- **Task description**:
Where does the string "MORENA" appear in the records? Copy every line that contains it.

- **Input data**:
----------------------------------------
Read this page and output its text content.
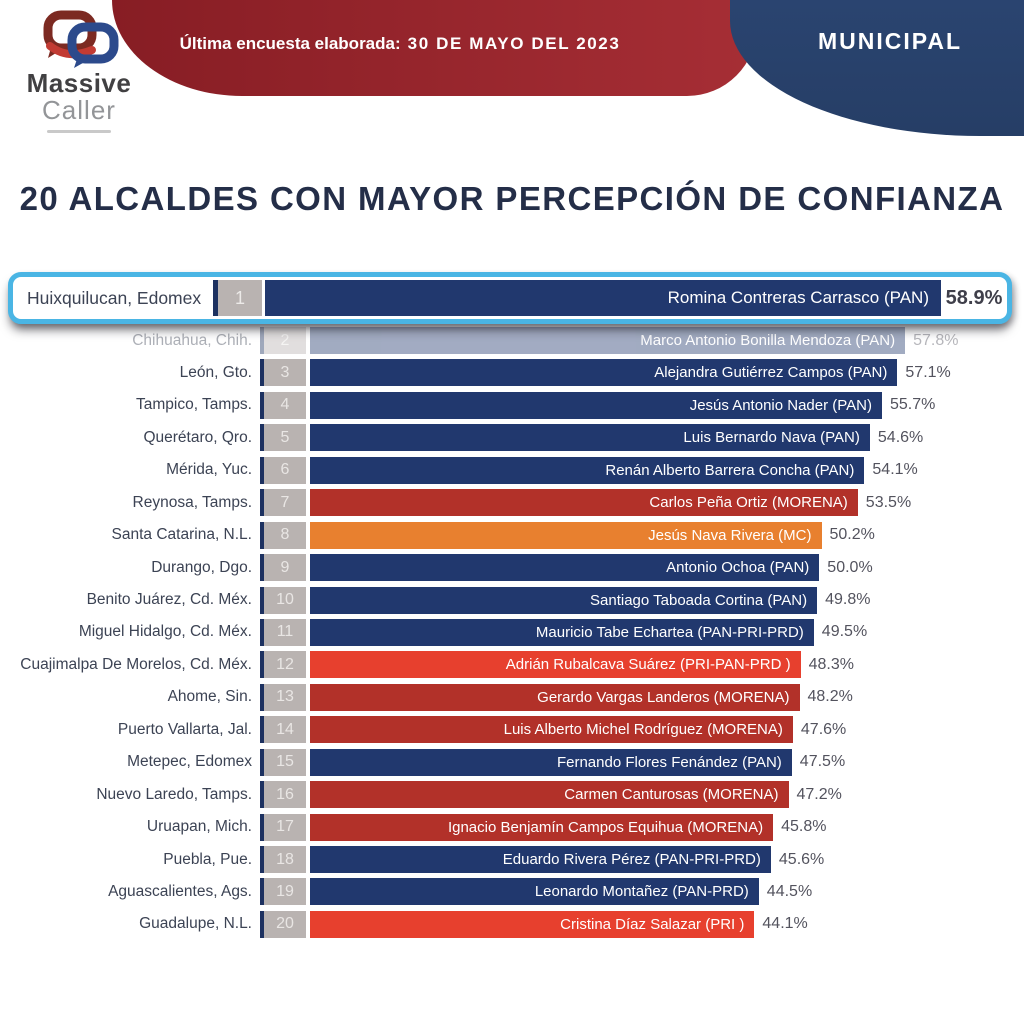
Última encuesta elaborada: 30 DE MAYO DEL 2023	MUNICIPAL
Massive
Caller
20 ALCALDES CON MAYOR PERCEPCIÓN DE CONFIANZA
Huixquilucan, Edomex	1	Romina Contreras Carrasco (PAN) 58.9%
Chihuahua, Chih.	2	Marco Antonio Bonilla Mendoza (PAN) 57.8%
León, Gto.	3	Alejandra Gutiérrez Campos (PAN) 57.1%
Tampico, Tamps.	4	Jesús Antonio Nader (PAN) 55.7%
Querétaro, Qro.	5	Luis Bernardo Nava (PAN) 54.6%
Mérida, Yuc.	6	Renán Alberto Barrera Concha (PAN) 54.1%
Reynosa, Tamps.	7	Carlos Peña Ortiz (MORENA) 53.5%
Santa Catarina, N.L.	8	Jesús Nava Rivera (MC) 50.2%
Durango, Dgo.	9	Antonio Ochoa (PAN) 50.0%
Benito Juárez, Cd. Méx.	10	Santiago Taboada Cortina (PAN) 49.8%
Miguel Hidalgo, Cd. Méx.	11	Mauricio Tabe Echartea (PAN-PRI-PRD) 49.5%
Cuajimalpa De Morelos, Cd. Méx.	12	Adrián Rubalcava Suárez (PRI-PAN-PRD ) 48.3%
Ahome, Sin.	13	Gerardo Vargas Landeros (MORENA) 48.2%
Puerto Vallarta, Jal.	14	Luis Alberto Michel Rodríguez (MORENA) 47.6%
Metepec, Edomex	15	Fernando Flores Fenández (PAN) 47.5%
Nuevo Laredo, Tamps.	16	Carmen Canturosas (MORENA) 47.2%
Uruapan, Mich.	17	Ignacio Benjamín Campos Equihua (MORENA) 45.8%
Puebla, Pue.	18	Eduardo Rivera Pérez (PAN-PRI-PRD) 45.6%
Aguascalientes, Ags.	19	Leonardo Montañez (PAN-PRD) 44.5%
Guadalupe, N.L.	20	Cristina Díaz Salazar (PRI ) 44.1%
----------------------------------------
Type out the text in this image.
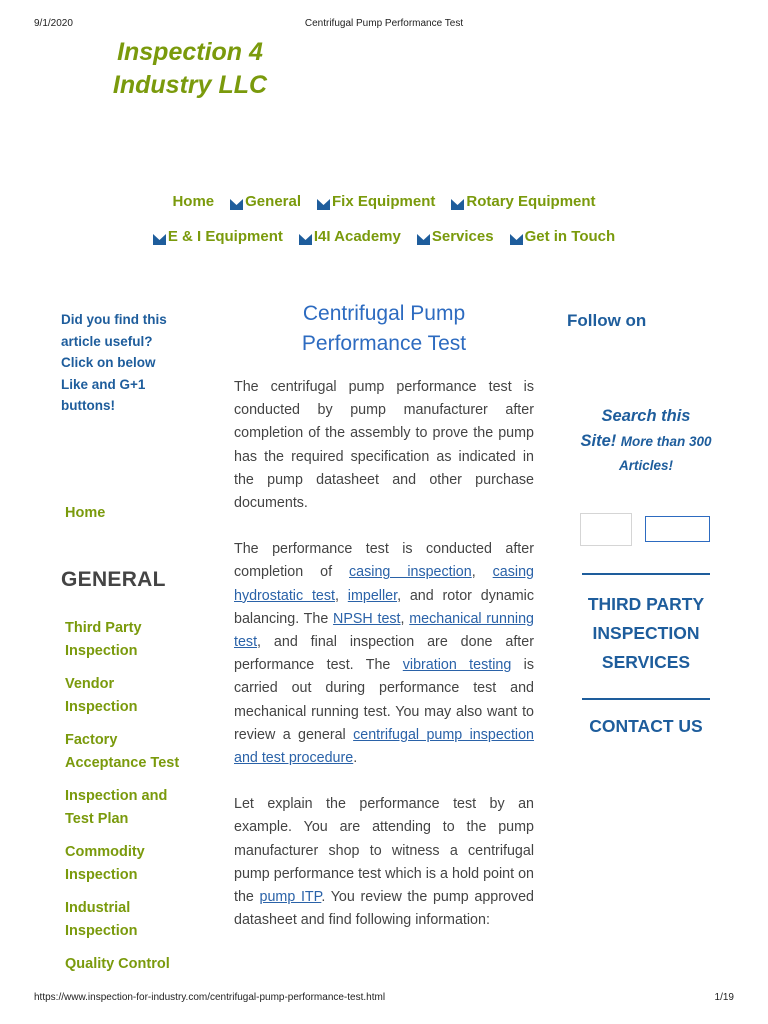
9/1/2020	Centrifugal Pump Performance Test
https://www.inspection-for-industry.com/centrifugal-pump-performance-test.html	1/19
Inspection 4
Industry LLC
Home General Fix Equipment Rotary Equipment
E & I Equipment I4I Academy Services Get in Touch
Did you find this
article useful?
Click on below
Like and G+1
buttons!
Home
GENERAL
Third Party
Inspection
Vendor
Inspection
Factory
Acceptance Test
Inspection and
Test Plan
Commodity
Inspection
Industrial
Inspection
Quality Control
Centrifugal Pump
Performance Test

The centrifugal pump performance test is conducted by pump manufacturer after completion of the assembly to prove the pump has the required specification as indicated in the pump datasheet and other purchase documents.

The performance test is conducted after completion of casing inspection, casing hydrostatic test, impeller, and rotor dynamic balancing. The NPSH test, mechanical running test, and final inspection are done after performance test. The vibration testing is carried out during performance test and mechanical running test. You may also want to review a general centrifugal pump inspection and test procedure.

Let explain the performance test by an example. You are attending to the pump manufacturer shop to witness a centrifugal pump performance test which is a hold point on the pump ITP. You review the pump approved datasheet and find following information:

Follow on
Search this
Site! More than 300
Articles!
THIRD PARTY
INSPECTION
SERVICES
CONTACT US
----------------------------------------
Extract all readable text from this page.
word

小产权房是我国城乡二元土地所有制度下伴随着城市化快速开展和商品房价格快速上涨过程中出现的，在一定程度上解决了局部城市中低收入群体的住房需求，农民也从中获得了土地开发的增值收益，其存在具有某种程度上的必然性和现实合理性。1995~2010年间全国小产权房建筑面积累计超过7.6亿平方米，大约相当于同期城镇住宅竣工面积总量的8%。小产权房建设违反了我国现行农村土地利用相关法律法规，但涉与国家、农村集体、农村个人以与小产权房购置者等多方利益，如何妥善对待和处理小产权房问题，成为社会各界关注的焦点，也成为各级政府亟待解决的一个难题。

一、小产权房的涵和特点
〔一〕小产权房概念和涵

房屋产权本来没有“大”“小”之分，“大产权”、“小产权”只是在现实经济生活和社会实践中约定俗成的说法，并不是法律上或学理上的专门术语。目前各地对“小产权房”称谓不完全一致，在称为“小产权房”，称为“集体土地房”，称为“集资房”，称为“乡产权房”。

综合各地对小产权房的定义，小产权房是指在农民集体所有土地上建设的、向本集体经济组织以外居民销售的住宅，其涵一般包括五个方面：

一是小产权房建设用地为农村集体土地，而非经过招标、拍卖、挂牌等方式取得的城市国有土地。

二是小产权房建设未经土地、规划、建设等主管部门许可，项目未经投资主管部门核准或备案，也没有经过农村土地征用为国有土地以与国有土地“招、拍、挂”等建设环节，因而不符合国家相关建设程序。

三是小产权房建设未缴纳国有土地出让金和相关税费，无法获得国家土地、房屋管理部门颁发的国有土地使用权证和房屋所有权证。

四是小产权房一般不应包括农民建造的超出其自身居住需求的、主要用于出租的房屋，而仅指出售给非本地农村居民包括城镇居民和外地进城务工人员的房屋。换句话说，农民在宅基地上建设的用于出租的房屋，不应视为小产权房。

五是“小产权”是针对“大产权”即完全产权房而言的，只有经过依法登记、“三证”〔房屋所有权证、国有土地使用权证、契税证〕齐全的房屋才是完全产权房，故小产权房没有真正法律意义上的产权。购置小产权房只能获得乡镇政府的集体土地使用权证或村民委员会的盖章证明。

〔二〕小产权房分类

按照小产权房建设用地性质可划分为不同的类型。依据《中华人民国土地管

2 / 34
----------------------------------------
- **Written reply**:
Reynosa, Tamps.	7	Carlos Peña Ortiz (MORENA) 53.5%
Ahome, Sin.	13	Gerardo Vargas Landeros (MORENA) 48.2%
Puerto Vallarta, Jal.	14	Luis Alberto Michel Rodríguez (MORENA) 47.6%
Nuevo Laredo, Tamps.	16	Carmen Canturosas (MORENA) 47.2%
Uruapan, Mich.	17	Ignacio Benjamín Campos Equihua (MORENA) 45.8%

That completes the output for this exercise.